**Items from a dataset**
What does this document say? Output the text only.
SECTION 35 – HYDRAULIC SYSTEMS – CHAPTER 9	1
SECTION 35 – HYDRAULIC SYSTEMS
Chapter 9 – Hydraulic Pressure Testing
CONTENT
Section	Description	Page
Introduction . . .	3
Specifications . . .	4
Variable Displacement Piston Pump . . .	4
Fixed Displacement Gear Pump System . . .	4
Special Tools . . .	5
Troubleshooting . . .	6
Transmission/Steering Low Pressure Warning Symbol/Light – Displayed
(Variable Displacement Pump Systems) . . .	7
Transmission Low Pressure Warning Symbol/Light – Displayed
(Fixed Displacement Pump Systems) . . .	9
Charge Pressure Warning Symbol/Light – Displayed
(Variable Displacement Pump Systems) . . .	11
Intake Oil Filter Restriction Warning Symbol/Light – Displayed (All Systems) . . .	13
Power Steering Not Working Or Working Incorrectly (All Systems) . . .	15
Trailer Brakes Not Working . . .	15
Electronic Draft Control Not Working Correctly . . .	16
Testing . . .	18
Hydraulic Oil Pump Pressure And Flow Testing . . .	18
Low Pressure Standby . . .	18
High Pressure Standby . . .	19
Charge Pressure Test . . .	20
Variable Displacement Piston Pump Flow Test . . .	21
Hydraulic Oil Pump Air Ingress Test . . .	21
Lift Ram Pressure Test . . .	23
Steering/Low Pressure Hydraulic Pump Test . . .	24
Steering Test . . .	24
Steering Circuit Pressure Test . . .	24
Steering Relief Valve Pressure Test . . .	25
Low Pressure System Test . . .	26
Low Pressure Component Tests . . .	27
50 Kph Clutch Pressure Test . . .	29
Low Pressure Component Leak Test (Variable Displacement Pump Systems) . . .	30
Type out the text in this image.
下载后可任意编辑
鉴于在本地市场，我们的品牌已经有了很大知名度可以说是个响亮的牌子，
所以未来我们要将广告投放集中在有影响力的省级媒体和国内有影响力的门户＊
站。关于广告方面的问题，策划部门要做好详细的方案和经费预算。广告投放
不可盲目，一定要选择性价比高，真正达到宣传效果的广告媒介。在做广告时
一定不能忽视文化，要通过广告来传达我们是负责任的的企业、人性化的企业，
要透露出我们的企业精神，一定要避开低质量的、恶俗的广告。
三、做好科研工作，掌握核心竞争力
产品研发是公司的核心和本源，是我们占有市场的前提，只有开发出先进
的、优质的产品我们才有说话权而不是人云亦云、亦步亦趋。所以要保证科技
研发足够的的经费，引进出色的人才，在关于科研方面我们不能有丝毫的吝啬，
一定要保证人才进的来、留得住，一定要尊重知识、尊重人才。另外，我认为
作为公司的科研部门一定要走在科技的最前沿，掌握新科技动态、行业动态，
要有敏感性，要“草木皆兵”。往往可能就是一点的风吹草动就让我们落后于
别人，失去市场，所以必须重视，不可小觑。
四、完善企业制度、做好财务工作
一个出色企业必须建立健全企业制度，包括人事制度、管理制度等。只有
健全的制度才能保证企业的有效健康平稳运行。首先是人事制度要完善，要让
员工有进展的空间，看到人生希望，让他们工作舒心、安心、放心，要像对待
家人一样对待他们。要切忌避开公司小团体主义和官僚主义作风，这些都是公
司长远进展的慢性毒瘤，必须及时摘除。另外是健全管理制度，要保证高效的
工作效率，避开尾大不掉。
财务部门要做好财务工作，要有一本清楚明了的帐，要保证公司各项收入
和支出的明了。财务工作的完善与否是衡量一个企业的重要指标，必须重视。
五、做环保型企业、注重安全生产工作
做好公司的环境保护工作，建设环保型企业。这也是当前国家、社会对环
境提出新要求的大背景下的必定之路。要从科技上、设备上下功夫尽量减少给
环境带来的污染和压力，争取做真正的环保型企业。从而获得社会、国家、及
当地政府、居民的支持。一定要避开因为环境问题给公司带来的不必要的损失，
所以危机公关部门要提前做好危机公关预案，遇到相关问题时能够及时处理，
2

**STATED EXERCISE**
Extract every record. Keep wording exact.

**IN RESPONSE**
What does this document say? Output the text only.
SECTION 35 – HYDRAULIC SYSTEMS – CHAPTER 9	1
SECTION 35 – HYDRAULIC SYSTEMS
Chapter 9 – Hydraulic Pressure Testing
CONTENT
Section	Description	Page
Introduction . . .	3
Specifications . . .	4
Variable Displacement Piston Pump . . .	4
Fixed Displacement Gear Pump System . . .	4
Special Tools . . .	5
Troubleshooting . . .	6
Transmission/Steering Low Pressure Warning Symbol/Light – Displayed
(Variable Displacement Pump Systems) . . .	7
Transmission Low Pressure Warning Symbol/Light – Displayed
(Fixed Displacement Pump Systems) . . .	9
Charge Pressure Warning Symbol/Light – Displayed
(Variable Displacement Pump Systems) . . .	11
Intake Oil Filter Restriction Warning Symbol/Light – Displayed (All Systems) . . .	13
Power Steering Not Working Or Working Incorrectly (All Systems) . . .	15
Trailer Brakes Not Working . . .	15
Electronic Draft Control Not Working Correctly . . .	16
Testing . . .	18
Hydraulic Oil Pump Pressure And Flow Testing . . .	18
Low Pressure Standby . . .	18
High Pressure Standby . . .	19
Charge Pressure Test . . .	20
Variable Displacement Piston Pump Flow Test . . .	21
Hydraulic Oil Pump Air Ingress Test . . .	21
Lift Ram Pressure Test . . .	23
Steering/Low Pressure Hydraulic Pump Test . . .	24
Steering Test . . .	24
Steering Circuit Pressure Test . . .	24
Steering Relief Valve Pressure Test . . .	25
Low Pressure System Test . . .	26
Low Pressure Component Tests . . .	27
50 Kph Clutch Pressure Test . . .	29
Low Pressure Component Leak Test (Variable Displacement Pump Systems) . . .	30
Type out the text in this image.
下载后可任意编辑
鉴于在本地市场，我们的品牌已经有了很大知名度可以说是个响亮的牌子，
所以未来我们要将广告投放集中在有影响力的省级媒体和国内有影响力的门户＊
站。关于广告方面的问题，策划部门要做好详细的方案和经费预算。广告投放
不可盲目，一定要选择性价比高，真正达到宣传效果的广告媒介。在做广告时
一定不能忽视文化，要通过广告来传达我们是负责任的的企业、人性化的企业，
要透露出我们的企业精神，一定要避开低质量的、恶俗的广告。
三、做好科研工作，掌握核心竞争力
产品研发是公司的核心和本源，是我们占有市场的前提，只有开发出先进
的、优质的产品我们才有说话权而不是人云亦云、亦步亦趋。所以要保证科技
研发足够的的经费，引进出色的人才，在关于科研方面我们不能有丝毫的吝啬，
一定要保证人才进的来、留得住，一定要尊重知识、尊重人才。另外，我认为
作为公司的科研部门一定要走在科技的最前沿，掌握新科技动态、行业动态，
要有敏感性，要“草木皆兵”。往往可能就是一点的风吹草动就让我们落后于
别人，失去市场，所以必须重视，不可小觑。
四、完善企业制度、做好财务工作
一个出色企业必须建立健全企业制度，包括人事制度、管理制度等。只有
健全的制度才能保证企业的有效健康平稳运行。首先是人事制度要完善，要让
员工有进展的空间，看到人生希望，让他们工作舒心、安心、放心，要像对待
家人一样对待他们。要切忌避开公司小团体主义和官僚主义作风，这些都是公
司长远进展的慢性毒瘤，必须及时摘除。另外是健全管理制度，要保证高效的
工作效率，避开尾大不掉。
财务部门要做好财务工作，要有一本清楚明了的帐，要保证公司各项收入
和支出的明了。财务工作的完善与否是衡量一个企业的重要指标，必须重视。
五、做环保型企业、注重安全生产工作
做好公司的环境保护工作，建设环保型企业。这也是当前国家、社会对环
境提出新要求的大背景下的必定之路。要从科技上、设备上下功夫尽量减少给
环境带来的污染和压力，争取做真正的环保型企业。从而获得社会、国家、及
当地政府、居民的支持。一定要避开因为环境问题给公司带来的不必要的损失，
所以危机公关部门要提前做好危机公关预案，遇到相关问题时能够及时处理，
2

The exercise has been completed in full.